→ Aim of the task
Records follow. Pull out every line that contains "Samaj".

>> start Supplied data

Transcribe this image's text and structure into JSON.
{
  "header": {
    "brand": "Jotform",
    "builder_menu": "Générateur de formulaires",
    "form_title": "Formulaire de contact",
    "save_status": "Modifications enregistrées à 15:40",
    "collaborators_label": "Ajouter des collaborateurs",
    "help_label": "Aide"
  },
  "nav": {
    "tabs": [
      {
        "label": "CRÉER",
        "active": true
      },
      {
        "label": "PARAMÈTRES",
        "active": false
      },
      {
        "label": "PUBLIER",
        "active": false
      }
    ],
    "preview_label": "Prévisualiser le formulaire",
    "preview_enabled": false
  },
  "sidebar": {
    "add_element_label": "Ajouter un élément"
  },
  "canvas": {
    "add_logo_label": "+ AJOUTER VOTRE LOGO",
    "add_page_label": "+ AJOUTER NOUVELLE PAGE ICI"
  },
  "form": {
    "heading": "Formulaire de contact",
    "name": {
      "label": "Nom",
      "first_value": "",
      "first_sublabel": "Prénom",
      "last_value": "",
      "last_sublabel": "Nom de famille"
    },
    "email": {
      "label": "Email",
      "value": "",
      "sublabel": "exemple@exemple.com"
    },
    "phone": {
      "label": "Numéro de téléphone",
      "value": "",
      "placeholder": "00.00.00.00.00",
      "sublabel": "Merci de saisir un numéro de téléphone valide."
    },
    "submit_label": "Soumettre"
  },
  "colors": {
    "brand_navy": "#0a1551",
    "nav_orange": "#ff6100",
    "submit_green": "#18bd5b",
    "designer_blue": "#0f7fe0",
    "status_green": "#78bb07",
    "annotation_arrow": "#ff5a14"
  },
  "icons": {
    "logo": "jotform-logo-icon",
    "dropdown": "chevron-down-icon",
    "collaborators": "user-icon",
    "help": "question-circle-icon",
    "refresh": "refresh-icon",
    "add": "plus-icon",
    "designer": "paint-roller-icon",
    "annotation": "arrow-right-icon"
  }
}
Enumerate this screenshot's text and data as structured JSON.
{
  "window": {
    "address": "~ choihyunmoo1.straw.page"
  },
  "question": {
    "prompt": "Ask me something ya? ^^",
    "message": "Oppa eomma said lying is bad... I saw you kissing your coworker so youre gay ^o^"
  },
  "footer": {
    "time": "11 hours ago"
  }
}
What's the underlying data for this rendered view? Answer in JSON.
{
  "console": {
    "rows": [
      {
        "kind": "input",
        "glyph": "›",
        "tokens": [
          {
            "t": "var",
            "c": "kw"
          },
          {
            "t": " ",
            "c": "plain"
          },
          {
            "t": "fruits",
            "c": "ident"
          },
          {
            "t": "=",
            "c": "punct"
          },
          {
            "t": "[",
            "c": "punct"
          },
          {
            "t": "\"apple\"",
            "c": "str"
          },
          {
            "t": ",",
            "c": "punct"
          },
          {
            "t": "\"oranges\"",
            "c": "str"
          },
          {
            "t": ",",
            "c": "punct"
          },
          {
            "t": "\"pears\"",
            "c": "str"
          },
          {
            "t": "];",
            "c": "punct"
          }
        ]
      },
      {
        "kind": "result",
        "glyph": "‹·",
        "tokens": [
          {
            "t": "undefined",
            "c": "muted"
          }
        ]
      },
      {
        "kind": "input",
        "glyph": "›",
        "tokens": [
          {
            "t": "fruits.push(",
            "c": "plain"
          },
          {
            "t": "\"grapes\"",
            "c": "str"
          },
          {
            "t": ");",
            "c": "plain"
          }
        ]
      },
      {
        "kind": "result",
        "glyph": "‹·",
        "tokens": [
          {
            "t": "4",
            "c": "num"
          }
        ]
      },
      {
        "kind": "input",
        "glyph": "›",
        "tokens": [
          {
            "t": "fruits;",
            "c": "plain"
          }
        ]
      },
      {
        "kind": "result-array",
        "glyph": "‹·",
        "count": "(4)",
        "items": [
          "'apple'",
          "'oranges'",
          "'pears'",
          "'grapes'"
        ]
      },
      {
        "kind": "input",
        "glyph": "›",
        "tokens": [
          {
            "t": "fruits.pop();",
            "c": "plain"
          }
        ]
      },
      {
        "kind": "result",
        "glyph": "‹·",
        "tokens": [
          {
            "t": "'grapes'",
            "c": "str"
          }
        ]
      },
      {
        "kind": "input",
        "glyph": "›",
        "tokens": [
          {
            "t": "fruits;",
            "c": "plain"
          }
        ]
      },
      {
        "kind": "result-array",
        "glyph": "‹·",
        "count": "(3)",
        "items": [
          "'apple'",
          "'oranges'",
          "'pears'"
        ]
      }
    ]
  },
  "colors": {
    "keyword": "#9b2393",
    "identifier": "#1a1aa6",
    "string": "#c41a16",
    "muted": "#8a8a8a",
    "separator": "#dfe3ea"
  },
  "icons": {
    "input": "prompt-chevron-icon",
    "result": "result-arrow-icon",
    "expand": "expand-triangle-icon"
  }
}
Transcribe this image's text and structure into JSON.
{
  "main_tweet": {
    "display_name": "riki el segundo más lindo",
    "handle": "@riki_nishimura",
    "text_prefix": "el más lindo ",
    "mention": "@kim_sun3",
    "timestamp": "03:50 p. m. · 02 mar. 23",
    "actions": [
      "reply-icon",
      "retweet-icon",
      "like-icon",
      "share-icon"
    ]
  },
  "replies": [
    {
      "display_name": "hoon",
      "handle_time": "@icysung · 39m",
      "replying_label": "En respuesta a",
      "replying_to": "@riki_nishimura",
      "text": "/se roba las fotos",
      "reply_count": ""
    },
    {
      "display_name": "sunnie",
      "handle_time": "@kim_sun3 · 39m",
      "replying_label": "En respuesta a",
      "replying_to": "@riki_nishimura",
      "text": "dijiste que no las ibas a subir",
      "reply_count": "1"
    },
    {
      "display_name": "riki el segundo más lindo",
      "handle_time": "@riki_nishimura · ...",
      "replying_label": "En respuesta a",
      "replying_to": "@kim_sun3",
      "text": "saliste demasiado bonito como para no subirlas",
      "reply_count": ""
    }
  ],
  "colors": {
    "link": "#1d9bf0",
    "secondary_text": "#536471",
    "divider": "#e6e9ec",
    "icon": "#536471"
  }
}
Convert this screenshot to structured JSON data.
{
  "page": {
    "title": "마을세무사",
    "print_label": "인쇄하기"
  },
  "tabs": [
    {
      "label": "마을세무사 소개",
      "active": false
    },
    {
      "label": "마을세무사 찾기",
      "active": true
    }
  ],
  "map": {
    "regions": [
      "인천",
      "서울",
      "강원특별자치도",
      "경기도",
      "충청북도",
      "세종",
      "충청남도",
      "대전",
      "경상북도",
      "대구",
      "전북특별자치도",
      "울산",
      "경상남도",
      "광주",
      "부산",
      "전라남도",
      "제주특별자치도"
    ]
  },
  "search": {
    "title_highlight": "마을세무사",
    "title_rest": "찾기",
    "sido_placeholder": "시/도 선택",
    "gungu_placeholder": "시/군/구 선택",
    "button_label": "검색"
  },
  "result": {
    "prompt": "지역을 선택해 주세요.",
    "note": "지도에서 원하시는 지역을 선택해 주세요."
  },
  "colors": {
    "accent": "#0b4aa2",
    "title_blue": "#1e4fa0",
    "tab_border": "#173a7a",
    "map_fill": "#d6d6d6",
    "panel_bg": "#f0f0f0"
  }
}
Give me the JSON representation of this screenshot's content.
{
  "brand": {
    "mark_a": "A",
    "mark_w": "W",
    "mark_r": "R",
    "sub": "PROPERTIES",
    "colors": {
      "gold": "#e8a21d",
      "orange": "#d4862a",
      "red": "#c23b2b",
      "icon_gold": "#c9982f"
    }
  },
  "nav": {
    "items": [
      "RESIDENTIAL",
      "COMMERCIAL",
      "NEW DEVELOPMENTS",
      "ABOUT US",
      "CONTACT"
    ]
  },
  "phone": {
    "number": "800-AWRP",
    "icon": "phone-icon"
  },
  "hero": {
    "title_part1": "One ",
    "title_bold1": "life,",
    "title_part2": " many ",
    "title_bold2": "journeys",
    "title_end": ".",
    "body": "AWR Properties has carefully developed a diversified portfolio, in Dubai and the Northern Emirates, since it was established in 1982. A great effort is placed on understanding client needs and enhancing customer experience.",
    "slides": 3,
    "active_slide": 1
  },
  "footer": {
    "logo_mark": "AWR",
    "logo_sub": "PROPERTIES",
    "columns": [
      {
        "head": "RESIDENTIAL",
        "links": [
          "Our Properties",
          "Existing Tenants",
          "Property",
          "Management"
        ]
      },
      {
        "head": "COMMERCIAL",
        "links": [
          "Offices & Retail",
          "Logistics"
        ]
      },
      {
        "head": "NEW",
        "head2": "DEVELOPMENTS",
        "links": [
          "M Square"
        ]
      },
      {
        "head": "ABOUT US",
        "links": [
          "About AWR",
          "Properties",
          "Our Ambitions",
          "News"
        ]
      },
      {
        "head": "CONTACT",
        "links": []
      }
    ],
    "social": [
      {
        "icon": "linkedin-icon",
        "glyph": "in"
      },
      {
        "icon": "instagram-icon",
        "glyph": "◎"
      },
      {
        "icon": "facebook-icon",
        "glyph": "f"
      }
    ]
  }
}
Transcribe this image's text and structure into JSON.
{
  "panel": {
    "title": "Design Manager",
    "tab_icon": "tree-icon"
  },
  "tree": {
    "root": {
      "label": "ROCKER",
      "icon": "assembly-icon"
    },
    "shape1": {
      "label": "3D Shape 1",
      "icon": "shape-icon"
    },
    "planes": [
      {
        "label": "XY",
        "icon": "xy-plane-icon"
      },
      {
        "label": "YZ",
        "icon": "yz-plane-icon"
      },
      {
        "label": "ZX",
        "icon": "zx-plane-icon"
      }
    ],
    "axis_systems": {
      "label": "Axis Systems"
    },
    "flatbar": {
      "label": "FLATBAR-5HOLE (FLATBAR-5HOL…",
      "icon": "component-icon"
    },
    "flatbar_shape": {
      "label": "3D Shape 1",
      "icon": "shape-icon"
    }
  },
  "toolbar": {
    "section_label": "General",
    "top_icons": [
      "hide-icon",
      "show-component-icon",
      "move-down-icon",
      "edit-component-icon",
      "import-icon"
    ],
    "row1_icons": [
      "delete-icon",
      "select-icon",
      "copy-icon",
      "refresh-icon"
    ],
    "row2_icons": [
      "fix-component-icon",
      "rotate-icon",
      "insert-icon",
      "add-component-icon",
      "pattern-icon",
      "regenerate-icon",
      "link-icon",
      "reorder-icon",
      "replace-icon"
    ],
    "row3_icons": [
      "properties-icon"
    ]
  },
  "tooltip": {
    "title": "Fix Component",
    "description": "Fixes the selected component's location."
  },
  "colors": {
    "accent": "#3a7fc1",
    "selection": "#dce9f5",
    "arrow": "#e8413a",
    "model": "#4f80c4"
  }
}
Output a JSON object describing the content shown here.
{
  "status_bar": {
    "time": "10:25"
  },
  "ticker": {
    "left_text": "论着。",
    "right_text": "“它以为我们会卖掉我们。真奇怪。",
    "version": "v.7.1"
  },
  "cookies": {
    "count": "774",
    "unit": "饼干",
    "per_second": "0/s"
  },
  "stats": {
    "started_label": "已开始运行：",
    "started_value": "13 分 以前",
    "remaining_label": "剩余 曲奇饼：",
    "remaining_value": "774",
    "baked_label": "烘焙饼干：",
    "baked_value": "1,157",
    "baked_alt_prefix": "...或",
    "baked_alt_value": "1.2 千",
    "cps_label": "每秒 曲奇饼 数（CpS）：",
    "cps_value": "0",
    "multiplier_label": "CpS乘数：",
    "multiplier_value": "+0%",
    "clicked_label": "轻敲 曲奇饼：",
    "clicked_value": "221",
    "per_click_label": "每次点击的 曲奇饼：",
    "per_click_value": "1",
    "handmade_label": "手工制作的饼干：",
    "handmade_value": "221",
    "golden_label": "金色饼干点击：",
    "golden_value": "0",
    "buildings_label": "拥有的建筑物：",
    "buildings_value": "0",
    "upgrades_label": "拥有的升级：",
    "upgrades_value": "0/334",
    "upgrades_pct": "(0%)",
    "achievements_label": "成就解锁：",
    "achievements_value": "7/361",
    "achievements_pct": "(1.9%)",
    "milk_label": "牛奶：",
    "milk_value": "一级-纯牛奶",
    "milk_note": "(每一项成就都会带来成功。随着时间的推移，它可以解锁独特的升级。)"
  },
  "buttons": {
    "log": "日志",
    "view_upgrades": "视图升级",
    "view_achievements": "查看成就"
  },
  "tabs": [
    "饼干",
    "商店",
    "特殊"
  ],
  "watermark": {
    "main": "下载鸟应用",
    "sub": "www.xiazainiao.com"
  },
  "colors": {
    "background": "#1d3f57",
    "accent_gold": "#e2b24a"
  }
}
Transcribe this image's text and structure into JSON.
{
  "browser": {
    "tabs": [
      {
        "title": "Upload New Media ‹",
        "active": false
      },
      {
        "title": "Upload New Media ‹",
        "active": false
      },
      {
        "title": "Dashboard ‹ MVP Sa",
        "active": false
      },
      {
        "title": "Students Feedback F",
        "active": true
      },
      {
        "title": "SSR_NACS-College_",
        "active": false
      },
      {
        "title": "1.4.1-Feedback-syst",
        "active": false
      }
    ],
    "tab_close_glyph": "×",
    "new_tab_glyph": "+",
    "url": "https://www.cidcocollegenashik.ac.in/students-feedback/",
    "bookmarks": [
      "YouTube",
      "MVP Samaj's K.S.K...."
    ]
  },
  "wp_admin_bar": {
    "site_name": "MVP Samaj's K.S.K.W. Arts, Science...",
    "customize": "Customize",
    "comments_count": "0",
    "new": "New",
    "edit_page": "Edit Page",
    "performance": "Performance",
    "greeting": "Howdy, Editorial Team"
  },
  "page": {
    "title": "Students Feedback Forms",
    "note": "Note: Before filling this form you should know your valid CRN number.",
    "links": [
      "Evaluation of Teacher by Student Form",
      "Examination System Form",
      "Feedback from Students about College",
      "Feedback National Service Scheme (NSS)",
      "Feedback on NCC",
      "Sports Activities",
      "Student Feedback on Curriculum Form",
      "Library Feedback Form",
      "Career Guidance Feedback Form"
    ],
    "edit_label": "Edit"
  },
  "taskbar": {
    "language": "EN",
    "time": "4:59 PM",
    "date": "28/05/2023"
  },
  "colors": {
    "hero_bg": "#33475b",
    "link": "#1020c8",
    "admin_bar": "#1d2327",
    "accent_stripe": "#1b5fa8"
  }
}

>> end Supplied data

→ Full answer
      "MVP Samaj's K.S.K...."
    "site_name": "MVP Samaj's K.S.K.W. Arts, Science...",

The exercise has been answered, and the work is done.